• REQUEST: Scan the material and copy every line in which "icon" appears.

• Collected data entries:
-*-

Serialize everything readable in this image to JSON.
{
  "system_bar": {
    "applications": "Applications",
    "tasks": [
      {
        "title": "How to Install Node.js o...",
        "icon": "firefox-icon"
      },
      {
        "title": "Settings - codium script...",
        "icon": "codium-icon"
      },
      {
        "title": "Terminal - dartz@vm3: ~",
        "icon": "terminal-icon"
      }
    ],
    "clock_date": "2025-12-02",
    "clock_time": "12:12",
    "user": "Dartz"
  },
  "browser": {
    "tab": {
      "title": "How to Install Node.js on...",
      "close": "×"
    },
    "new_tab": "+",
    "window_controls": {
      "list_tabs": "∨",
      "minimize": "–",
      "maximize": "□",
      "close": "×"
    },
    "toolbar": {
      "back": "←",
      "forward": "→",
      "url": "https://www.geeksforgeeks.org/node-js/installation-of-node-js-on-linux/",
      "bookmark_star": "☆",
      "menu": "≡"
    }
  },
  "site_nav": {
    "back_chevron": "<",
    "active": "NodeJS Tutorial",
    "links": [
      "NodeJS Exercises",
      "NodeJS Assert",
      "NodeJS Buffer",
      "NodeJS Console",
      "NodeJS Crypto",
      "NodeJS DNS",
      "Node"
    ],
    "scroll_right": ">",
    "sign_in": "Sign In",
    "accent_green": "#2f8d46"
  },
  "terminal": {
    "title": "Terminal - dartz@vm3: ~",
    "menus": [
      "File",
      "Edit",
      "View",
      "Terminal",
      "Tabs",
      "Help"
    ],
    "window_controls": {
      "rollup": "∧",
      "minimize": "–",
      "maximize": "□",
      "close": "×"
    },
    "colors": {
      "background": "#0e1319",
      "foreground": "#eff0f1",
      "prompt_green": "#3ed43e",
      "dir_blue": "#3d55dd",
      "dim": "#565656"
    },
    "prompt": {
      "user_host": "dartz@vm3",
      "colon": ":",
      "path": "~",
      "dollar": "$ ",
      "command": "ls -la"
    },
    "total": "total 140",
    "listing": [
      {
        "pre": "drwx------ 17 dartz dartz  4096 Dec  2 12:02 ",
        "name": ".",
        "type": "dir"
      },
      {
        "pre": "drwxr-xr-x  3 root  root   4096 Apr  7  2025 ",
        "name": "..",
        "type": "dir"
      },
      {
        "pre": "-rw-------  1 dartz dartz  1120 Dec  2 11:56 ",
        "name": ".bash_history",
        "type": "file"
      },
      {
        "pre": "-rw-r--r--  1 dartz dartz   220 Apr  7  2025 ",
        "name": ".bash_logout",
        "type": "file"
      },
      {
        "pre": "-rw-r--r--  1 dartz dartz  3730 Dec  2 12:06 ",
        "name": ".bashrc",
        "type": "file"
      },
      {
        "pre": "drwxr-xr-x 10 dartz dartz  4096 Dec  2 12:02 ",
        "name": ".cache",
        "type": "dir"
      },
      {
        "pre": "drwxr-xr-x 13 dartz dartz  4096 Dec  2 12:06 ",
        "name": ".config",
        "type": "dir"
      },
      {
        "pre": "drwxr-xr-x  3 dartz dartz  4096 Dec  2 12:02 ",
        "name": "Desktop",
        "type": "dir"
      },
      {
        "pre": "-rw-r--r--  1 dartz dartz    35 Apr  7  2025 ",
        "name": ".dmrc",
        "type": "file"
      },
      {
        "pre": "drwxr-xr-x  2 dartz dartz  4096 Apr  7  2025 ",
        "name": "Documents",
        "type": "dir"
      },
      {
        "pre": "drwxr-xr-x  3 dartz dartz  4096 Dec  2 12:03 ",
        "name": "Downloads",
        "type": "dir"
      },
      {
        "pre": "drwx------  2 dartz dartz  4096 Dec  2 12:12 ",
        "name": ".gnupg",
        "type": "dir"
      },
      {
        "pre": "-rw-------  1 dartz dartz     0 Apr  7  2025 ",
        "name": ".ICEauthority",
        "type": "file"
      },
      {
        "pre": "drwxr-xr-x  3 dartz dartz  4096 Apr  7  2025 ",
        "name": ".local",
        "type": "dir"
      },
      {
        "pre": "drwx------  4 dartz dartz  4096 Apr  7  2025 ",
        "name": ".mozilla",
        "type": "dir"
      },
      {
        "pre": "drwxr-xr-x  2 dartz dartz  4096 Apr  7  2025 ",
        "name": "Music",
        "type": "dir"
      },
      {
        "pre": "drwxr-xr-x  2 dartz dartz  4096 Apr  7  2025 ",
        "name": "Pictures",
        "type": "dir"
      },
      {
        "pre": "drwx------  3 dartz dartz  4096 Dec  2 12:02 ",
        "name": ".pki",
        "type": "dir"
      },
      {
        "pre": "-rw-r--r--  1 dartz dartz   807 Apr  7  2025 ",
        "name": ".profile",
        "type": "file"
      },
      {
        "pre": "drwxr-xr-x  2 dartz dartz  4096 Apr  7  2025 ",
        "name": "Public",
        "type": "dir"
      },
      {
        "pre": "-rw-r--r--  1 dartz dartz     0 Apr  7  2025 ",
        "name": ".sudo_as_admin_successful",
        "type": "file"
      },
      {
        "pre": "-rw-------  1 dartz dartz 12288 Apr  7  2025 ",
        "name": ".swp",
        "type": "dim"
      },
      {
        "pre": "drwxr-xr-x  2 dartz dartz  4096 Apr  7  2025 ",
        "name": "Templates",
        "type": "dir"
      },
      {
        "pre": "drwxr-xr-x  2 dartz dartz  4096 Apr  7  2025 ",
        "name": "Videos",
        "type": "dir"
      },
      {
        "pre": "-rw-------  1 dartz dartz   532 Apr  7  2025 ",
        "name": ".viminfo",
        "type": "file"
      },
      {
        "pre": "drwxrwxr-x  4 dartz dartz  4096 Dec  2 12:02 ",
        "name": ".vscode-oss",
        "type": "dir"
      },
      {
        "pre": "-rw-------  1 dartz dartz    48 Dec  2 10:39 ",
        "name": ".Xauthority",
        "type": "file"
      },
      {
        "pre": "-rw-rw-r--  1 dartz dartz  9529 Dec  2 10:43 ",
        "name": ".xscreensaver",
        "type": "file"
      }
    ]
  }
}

-*-

• COMPLETED EXERCISE:
        "icon": "firefox-icon"
        "icon": "codium-icon"
        "icon": "terminal-icon"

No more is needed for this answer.